PROBLEM TO WORK ON: Copy everything from the line containing "Localize each UI" down to the line containing "settings-item-label: 隐私 — [80, 661, 116, 682]", keeping each line unchanged.

SOURCE MATERIAL:
------------------------------
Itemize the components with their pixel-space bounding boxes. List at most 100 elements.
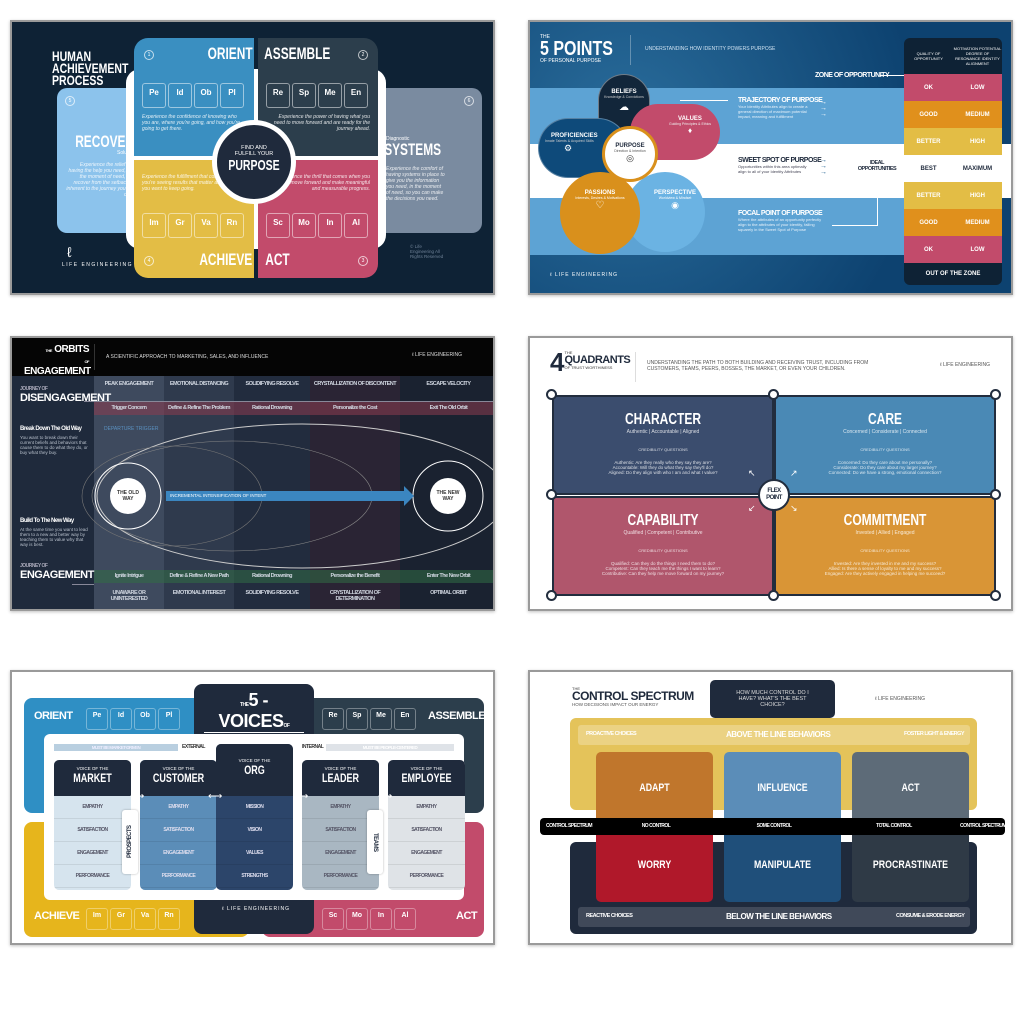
------------------------------
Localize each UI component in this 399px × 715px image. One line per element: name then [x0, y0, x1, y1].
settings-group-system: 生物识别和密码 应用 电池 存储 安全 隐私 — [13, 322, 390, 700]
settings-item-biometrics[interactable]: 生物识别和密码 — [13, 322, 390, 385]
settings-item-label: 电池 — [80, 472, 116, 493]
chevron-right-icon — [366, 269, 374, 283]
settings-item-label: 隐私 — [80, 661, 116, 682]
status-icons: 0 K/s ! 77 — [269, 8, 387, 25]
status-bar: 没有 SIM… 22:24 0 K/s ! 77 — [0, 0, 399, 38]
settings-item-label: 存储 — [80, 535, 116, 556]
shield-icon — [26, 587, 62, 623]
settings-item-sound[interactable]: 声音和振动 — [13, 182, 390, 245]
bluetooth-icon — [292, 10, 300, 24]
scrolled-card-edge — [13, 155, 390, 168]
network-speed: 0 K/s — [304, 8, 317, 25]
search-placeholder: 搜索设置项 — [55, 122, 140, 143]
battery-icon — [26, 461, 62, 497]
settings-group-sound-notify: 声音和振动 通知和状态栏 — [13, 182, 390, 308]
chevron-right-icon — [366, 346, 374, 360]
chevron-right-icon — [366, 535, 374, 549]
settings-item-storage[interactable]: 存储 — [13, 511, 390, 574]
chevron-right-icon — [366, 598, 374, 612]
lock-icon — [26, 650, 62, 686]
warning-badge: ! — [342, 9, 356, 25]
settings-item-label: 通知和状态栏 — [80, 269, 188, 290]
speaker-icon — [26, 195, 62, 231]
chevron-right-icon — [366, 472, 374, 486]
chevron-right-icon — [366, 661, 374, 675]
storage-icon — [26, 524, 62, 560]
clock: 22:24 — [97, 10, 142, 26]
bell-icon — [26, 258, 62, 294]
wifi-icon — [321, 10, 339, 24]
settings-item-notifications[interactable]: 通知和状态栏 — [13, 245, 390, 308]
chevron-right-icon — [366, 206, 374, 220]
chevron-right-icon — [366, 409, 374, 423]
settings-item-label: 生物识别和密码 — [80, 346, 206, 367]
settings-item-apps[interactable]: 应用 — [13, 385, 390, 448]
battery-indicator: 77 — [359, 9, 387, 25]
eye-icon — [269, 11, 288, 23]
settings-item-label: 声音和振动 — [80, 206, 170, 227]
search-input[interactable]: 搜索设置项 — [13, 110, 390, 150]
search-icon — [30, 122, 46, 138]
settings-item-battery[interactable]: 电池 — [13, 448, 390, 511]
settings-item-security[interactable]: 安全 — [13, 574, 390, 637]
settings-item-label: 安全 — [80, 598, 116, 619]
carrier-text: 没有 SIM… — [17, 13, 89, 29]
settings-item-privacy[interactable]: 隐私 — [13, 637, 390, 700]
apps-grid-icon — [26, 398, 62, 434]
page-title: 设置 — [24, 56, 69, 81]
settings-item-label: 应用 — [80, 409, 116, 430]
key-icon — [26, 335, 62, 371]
------------------------------
EXERCISE SOLUTION:
Localize each UI component in this 399px × 715px image. One line per element: name then [x0, y0, x1, y1].
settings-group-system: 生物识别和密码 应用 电池 存储 安全 隐私 — [13, 322, 390, 700]
settings-item-biometrics[interactable]: 生物识别和密码 — [13, 322, 390, 385]
settings-item-label: 电池 — [80, 472, 116, 493]
chevron-right-icon — [366, 269, 374, 283]
settings-item-label: 隐私 — [80, 661, 116, 682]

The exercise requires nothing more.